=== WORK REQUIRED ===
Print the entries verbatim, leaving out the images they contain.
--------------------
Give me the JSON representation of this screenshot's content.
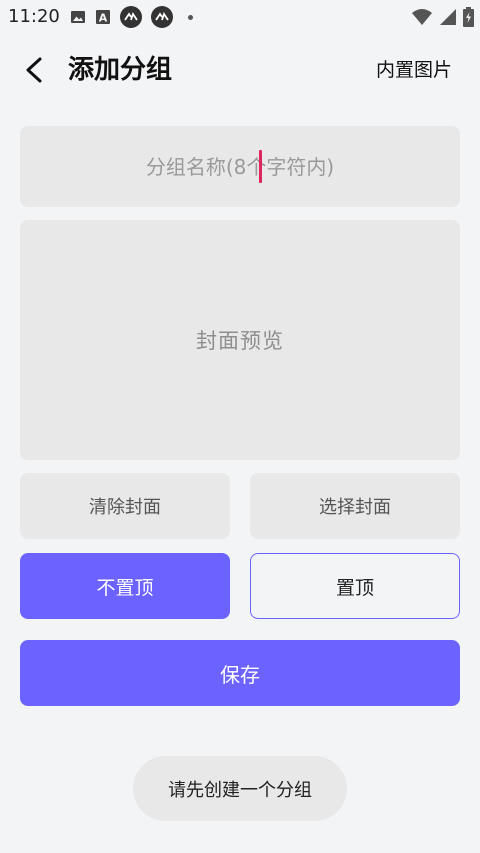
{
  "status_bar": {
    "time": "11:20",
    "left_icons": [
      "image-icon",
      "font-a-icon",
      "cast-icon",
      "cast-icon",
      "dot-icon"
    ],
    "right_icons": [
      "wifi-icon",
      "signal-icon",
      "battery-icon"
    ]
  },
  "header": {
    "title": "添加分组",
    "action_label": "内置图片"
  },
  "form": {
    "name_placeholder": "分组名称(8个字符内)",
    "name_value": "",
    "cover_preview_label": "封面预览"
  },
  "buttons": {
    "clear_cover": "清除封面",
    "choose_cover": "选择封面",
    "not_pin": "不置顶",
    "pin": "置顶",
    "save": "保存"
  },
  "toast": {
    "message": "请先创建一个分组"
  },
  "colors": {
    "accent": "#6c63ff",
    "caret": "#e0245e",
    "background": "#f3f4f6",
    "panel": "#e8e8e8"
  }
}
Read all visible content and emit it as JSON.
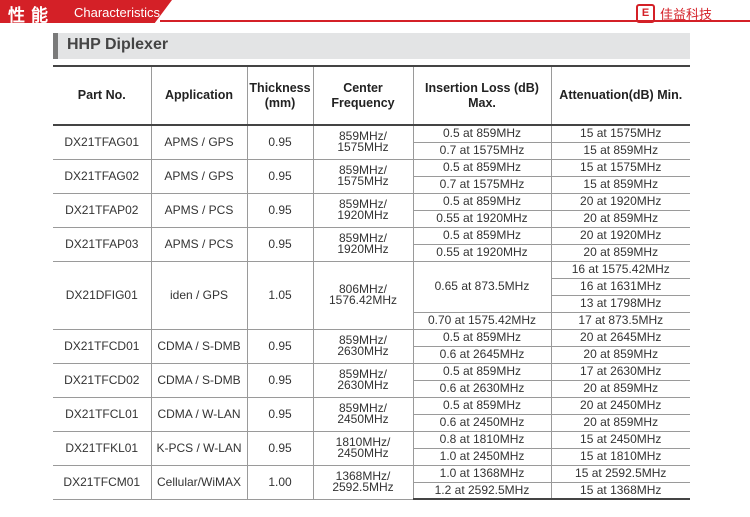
{
  "header": {
    "cn_title": "性能",
    "en_title": "Characteristics",
    "logo_mark": "E",
    "brand": "佳益科技"
  },
  "section": {
    "title": "HHP Diplexer"
  },
  "table": {
    "headers": {
      "part_no": "Part No.",
      "application": "Application",
      "thickness": "Thickness (mm)",
      "center_frequency": "Center Frequency",
      "insertion_loss": "Insertion Loss (dB) Max.",
      "attenuation": "Attenuation(dB) Min."
    },
    "rows": [
      {
        "part": "DX21TFAG01",
        "app": "APMS / GPS",
        "thick": "0.95",
        "cf": [
          "859MHz/",
          "1575MHz"
        ],
        "il": [
          "0.5 at 859MHz",
          "0.7 at 1575MHz"
        ],
        "att": [
          "15 at 1575MHz",
          "15 at 859MHz"
        ]
      },
      {
        "part": "DX21TFAG02",
        "app": "APMS / GPS",
        "thick": "0.95",
        "cf": [
          "859MHz/",
          "1575MHz"
        ],
        "il": [
          "0.5 at 859MHz",
          "0.7 at 1575MHz"
        ],
        "att": [
          "15 at 1575MHz",
          "15 at 859MHz"
        ]
      },
      {
        "part": "DX21TFAP02",
        "app": "APMS / PCS",
        "thick": "0.95",
        "cf": [
          "859MHz/",
          "1920MHz"
        ],
        "il": [
          "0.5 at 859MHz",
          "0.55 at 1920MHz"
        ],
        "att": [
          "20 at 1920MHz",
          "20 at 859MHz"
        ]
      },
      {
        "part": "DX21TFAP03",
        "app": "APMS / PCS",
        "thick": "0.95",
        "cf": [
          "859MHz/",
          "1920MHz"
        ],
        "il": [
          "0.5 at 859MHz",
          "0.55 at 1920MHz"
        ],
        "att": [
          "20 at 1920MHz",
          "20 at 859MHz"
        ]
      },
      {
        "part": "DX21DFIG01",
        "app": "iden / GPS",
        "thick": "1.05",
        "cf": [
          "806MHz/",
          "1576.42MHz"
        ],
        "il": [
          "0.65 at 873.5MHz",
          "0.70 at 1575.42MHz"
        ],
        "att": [
          "16 at 1575.42MHz",
          "16 at 1631MHz",
          "13 at 1798MHz",
          "17 at 873.5MHz"
        ]
      },
      {
        "part": "DX21TFCD01",
        "app": "CDMA / S-DMB",
        "thick": "0.95",
        "cf": [
          "859MHz/",
          "2630MHz"
        ],
        "il": [
          "0.5 at 859MHz",
          "0.6 at 2645MHz"
        ],
        "att": [
          "20 at 2645MHz",
          "20 at 859MHz"
        ]
      },
      {
        "part": "DX21TFCD02",
        "app": "CDMA / S-DMB",
        "thick": "0.95",
        "cf": [
          "859MHz/",
          "2630MHz"
        ],
        "il": [
          "0.5 at 859MHz",
          "0.6 at 2630MHz"
        ],
        "att": [
          "17 at 2630MHz",
          "20 at 859MHz"
        ]
      },
      {
        "part": "DX21TFCL01",
        "app": "CDMA / W-LAN",
        "thick": "0.95",
        "cf": [
          "859MHz/",
          "2450MHz"
        ],
        "il": [
          "0.5 at 859MHz",
          "0.6 at 2450MHz"
        ],
        "att": [
          "20 at 2450MHz",
          "20 at 859MHz"
        ]
      },
      {
        "part": "DX21TFKL01",
        "app": "K-PCS / W-LAN",
        "thick": "0.95",
        "cf": [
          "1810MHz/",
          "2450MHz"
        ],
        "il": [
          "0.8 at 1810MHz",
          "1.0 at 2450MHz"
        ],
        "att": [
          "15 at 2450MHz",
          "15 at 1810MHz"
        ]
      },
      {
        "part": "DX21TFCM01",
        "app": "Cellular/WiMAX",
        "thick": "1.00",
        "cf": [
          "1368MHz/",
          "2592.5MHz"
        ],
        "il": [
          "1.0 at 1368MHz",
          "1.2 at 2592.5MHz"
        ],
        "att": [
          "15 at 2592.5MHz",
          "15 at 1368MHz"
        ]
      }
    ]
  }
}
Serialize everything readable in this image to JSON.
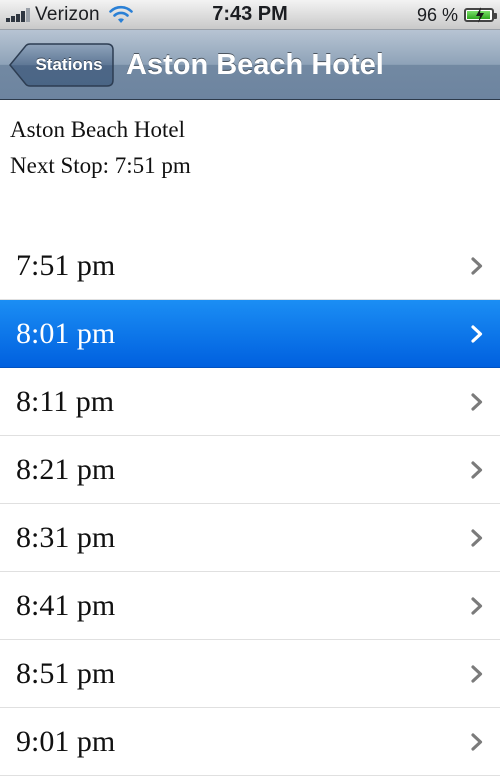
{
  "status_bar": {
    "carrier": "Verizon",
    "time": "7:43 PM",
    "battery_percent": "96 %",
    "battery_level": 0.96
  },
  "nav": {
    "back_label": "Stations",
    "title": "Aston Beach Hotel"
  },
  "info": {
    "station_name": "Aston Beach Hotel",
    "next_stop": "Next Stop: 7:51 pm"
  },
  "schedule": {
    "selected_index": 1,
    "times": [
      "7:51 pm",
      "8:01 pm",
      "8:11 pm",
      "8:21 pm",
      "8:31 pm",
      "8:41 pm",
      "8:51 pm",
      "9:01 pm"
    ]
  },
  "colors": {
    "selected_row": "#0a72ea",
    "nav_bar": "#8ea2b8",
    "chevron": "#7b7b7b"
  },
  "icons": {
    "wifi": "wifi-icon",
    "signal": "signal-bars-icon",
    "battery": "battery-charging-icon",
    "chevron": "chevron-right-icon"
  }
}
--------------------
=== TASK OUTPUT ===
Give me the JSON representation of this screenshot's content.
{
  "status_bar": {
    "time": "11:20",
    "left_icons": [
      "image-icon",
      "font-a-icon",
      "cast-icon",
      "cast-icon",
      "dot-icon"
    ],
    "right_icons": [
      "wifi-icon",
      "signal-icon",
      "battery-icon"
    ]
  },
  "header": {
    "title": "添加分组",
    "action_label": "内置图片"
  },
  "form": {
    "name_placeholder": "分组名称(8个字符内)",
    "name_value": "",
    "cover_preview_label": "封面预览"
  },
  "buttons": {
    "clear_cover": "清除封面",
    "choose_cover": "选择封面",
    "not_pin": "不置顶",
    "pin": "置顶",
    "save": "保存"
  },
  "toast": {
    "message": "请先创建一个分组"
  },
  "colors": {
    "accent": "#6c63ff",
    "caret": "#e0245e",
    "background": "#f3f4f6",
    "panel": "#e8e8e8"
  }
}
Read all visible content and emit it as JSON.
{
  "header": {
    "cn_title": "性能",
    "en_title": "Characteristics",
    "logo_mark": "E",
    "brand": "佳益科技"
  },
  "section": {
    "title": "HHP Diplexer"
  },
  "table": {
    "headers": {
      "part_no": "Part No.",
      "application": "Application",
      "thickness": "Thickness (mm)",
      "center_frequency": "Center Frequency",
      "insertion_loss": "Insertion Loss (dB) Max.",
      "attenuation": "Attenuation(dB) Min."
    },
    "rows": [
      {
        "part": "DX21TFAG01",
        "app": "APMS / GPS",
        "thick": "0.95",
        "cf": [
          "859MHz/",
          "1575MHz"
        ],
        "il": [
          "0.5 at 859MHz",
          "0.7 at 1575MHz"
        ],
        "att": [
          "15 at 1575MHz",
          "15 at 859MHz"
        ]
      },
      {
        "part": "DX21TFAG02",
        "app": "APMS / GPS",
        "thick": "0.95",
        "cf": [
          "859MHz/",
          "1575MHz"
        ],
        "il": [
          "0.5 at 859MHz",
          "0.7 at 1575MHz"
        ],
        "att": [
          "15 at 1575MHz",
          "15 at 859MHz"
        ]
      },
      {
        "part": "DX21TFAP02",
        "app": "APMS / PCS",
        "thick": "0.95",
        "cf": [
          "859MHz/",
          "1920MHz"
        ],
        "il": [
          "0.5 at 859MHz",
          "0.55 at 1920MHz"
        ],
        "att": [
          "20 at 1920MHz",
          "20 at 859MHz"
        ]
      },
      {
        "part": "DX21TFAP03",
        "app": "APMS / PCS",
        "thick": "0.95",
        "cf": [
          "859MHz/",
          "1920MHz"
        ],
        "il": [
          "0.5 at 859MHz",
          "0.55 at 1920MHz"
        ],
        "att": [
          "20 at 1920MHz",
          "20 at 859MHz"
        ]
      },
      {
        "part": "DX21DFIG01",
        "app": "iden / GPS",
        "thick": "1.05",
        "cf": [
          "806MHz/",
          "1576.42MHz"
        ],
        "il": [
          "0.65 at 873.5MHz",
          "0.70 at 1575.42MHz"
        ],
        "att": [
          "16 at 1575.42MHz",
          "16 at 1631MHz",
          "13 at 1798MHz",
          "17 at 873.5MHz"
        ]
      },
      {
        "part": "DX21TFCD01",
        "app": "CDMA / S-DMB",
        "thick": "0.95",
        "cf": [
          "859MHz/",
          "2630MHz"
        ],
        "il": [
          "0.5 at 859MHz",
          "0.6 at 2645MHz"
        ],
        "att": [
          "20 at 2645MHz",
          "20 at 859MHz"
        ]
      },
      {
        "part": "DX21TFCD02",
        "app": "CDMA / S-DMB",
        "thick": "0.95",
        "cf": [
          "859MHz/",
          "2630MHz"
        ],
        "il": [
          "0.5 at 859MHz",
          "0.6 at 2630MHz"
        ],
        "att": [
          "17 at 2630MHz",
          "20 at 859MHz"
        ]
      },
      {
        "part": "DX21TFCL01",
        "app": "CDMA / W-LAN",
        "thick": "0.95",
        "cf": [
          "859MHz/",
          "2450MHz"
        ],
        "il": [
          "0.5 at 859MHz",
          "0.6 at 2450MHz"
        ],
        "att": [
          "20 at 2450MHz",
          "20 at 859MHz"
        ]
      },
      {
        "part": "DX21TFKL01",
        "app": "K-PCS / W-LAN",
        "thick": "0.95",
        "cf": [
          "1810MHz/",
          "2450MHz"
        ],
        "il": [
          "0.8 at 1810MHz",
          "1.0 at 2450MHz"
        ],
        "att": [
          "15 at 2450MHz",
          "15 at 1810MHz"
        ]
      },
      {
        "part": "DX21TFCM01",
        "app": "Cellular/WiMAX",
        "thick": "1.00",
        "cf": [
          "1368MHz/",
          "2592.5MHz"
        ],
        "il": [
          "1.0 at 1368MHz",
          "1.2 at 2592.5MHz"
        ],
        "att": [
          "15 at 2592.5MHz",
          "15 at 1368MHz"
        ]
      }
    ]
  }
}
Serialize everything readable in this image to JSON.
{
  "status_bar": {
    "carrier": "Verizon",
    "time": "7:43 PM",
    "battery_percent": "96 %",
    "battery_level": 0.96
  },
  "nav": {
    "back_label": "Stations",
    "title": "Aston Beach Hotel"
  },
  "info": {
    "station_name": "Aston Beach Hotel",
    "next_stop": "Next Stop: 7:51 pm"
  },
  "schedule": {
    "selected_index": 1,
    "times": [
      "7:51 pm",
      "8:01 pm",
      "8:11 pm",
      "8:21 pm",
      "8:31 pm",
      "8:41 pm",
      "8:51 pm",
      "9:01 pm"
    ]
  },
  "colors": {
    "selected_row": "#0a72ea",
    "nav_bar": "#8ea2b8",
    "chevron": "#7b7b7b"
  },
  "icons": {
    "wifi": "wifi-icon",
    "signal": "signal-bars-icon",
    "battery": "battery-charging-icon",
    "chevron": "chevron-right-icon"
  }
}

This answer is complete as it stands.